## Stated goal
Rewrite all of the records with "screenshot" swapped for "image" and everything else left as it is. Omit the pictures from your answer.

## Material for this task

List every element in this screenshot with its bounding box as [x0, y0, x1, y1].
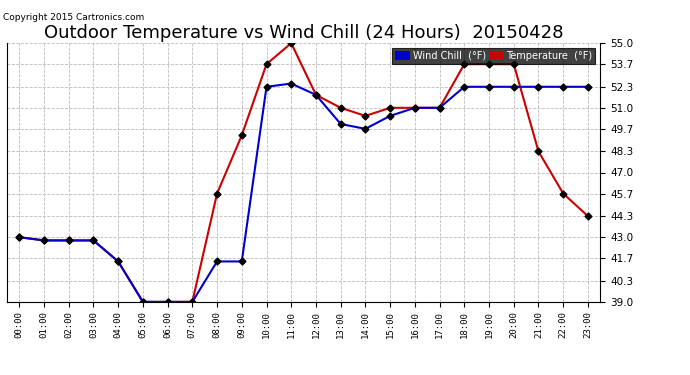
Title: Outdoor Temperature vs Wind Chill (24 Hours)  20150428: Outdoor Temperature vs Wind Chill (24 Ho…	[44, 24, 563, 42]
Text: Copyright 2015 Cartronics.com: Copyright 2015 Cartronics.com	[3, 13, 145, 22]
Legend: Wind Chill  (°F), Temperature  (°F): Wind Chill (°F), Temperature (°F)	[393, 48, 595, 64]
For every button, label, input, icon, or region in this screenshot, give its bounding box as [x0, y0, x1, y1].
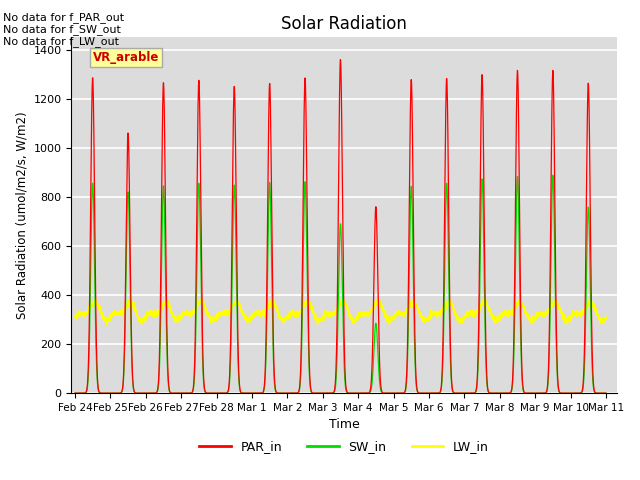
X-axis label: Time: Time	[328, 419, 360, 432]
Y-axis label: Solar Radiation (umol/m2/s, W/m2): Solar Radiation (umol/m2/s, W/m2)	[15, 111, 28, 319]
Text: VR_arable: VR_arable	[93, 51, 159, 64]
Title: Solar Radiation: Solar Radiation	[281, 15, 407, 33]
Text: No data for f_PAR_out: No data for f_PAR_out	[3, 12, 124, 23]
Legend: PAR_in, SW_in, LW_in: PAR_in, SW_in, LW_in	[195, 435, 493, 458]
Text: No data for f_LW_out: No data for f_LW_out	[3, 36, 119, 47]
Text: No data for f_SW_out: No data for f_SW_out	[3, 24, 121, 35]
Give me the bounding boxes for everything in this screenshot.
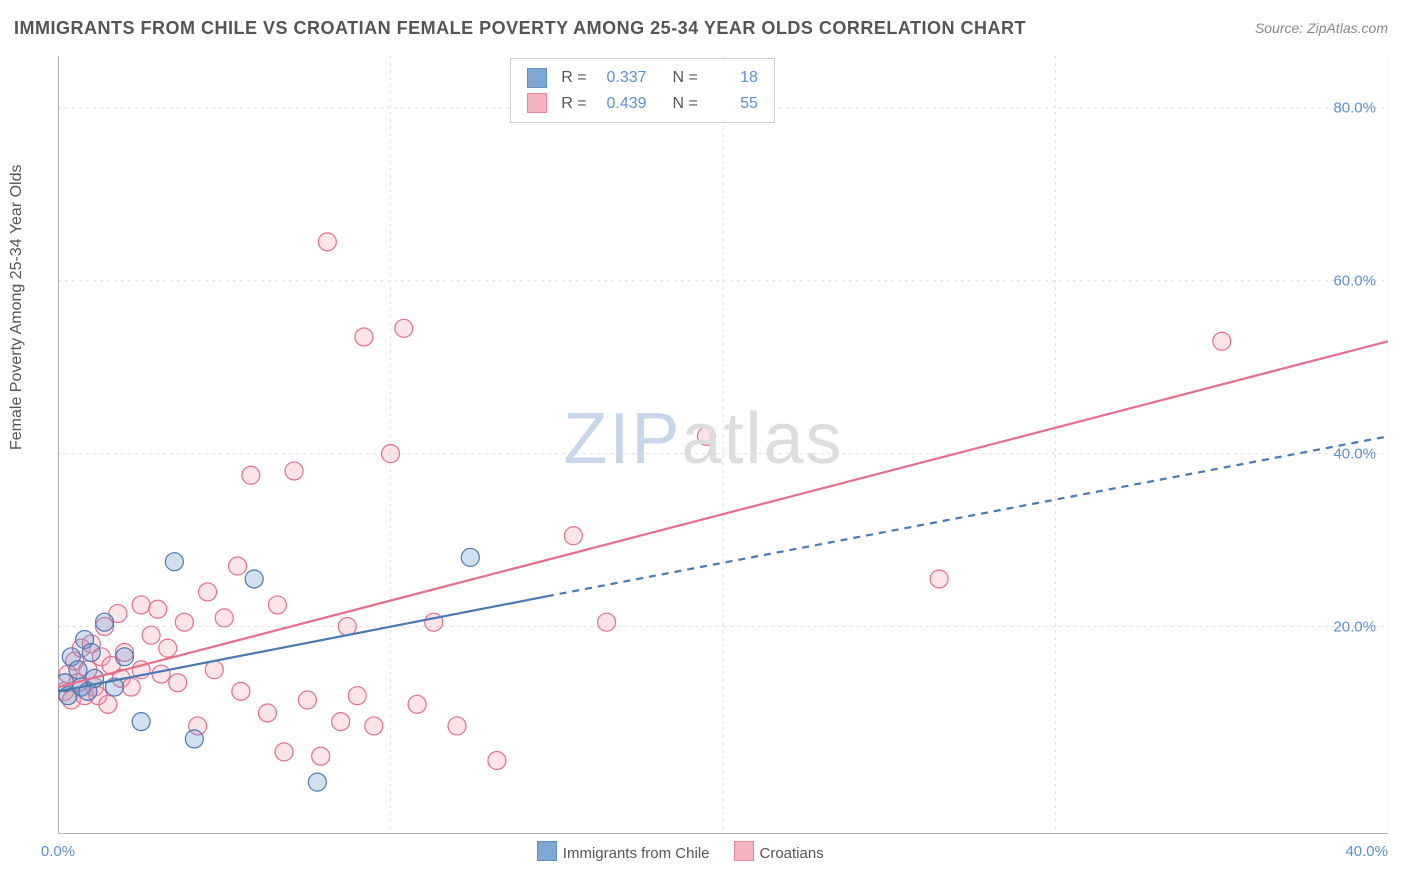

## Full solution
List every element in this image with its bounding box as [x0, y0, x1, y1].
Title: Outdoor Temperature vs Wind Chill (24 Hours)  20150428: Outdoor Temperature vs Wind Chill (24 Ho…	[44, 24, 563, 42]
Text: Copyright 2015 Cartronics.com: Copyright 2015 Cartronics.com	[3, 13, 145, 22]
Legend: Wind Chill  (°F), Temperature  (°F): Wind Chill (°F), Temperature (°F)	[393, 48, 595, 64]
For every button, label, input, icon, or region in this image, give its bounding box as [x0, y0, x1, y1].
X-axis label: Time: Time	[328, 419, 360, 432]
Y-axis label: Solar Radiation (umol/m2/s, W/m2): Solar Radiation (umol/m2/s, W/m2)	[15, 111, 28, 319]
Text: VR_arable: VR_arable	[93, 51, 159, 64]
Title: Solar Radiation: Solar Radiation	[281, 15, 407, 33]
Text: No data for f_PAR_out: No data for f_PAR_out	[3, 12, 124, 23]
Legend: PAR_in, SW_in, LW_in: PAR_in, SW_in, LW_in	[195, 435, 493, 458]
Text: No data for f_LW_out: No data for f_LW_out	[3, 36, 119, 47]
Text: No data for f_SW_out: No data for f_SW_out	[3, 24, 121, 35]
Give me the bounding boxes for everything in this image.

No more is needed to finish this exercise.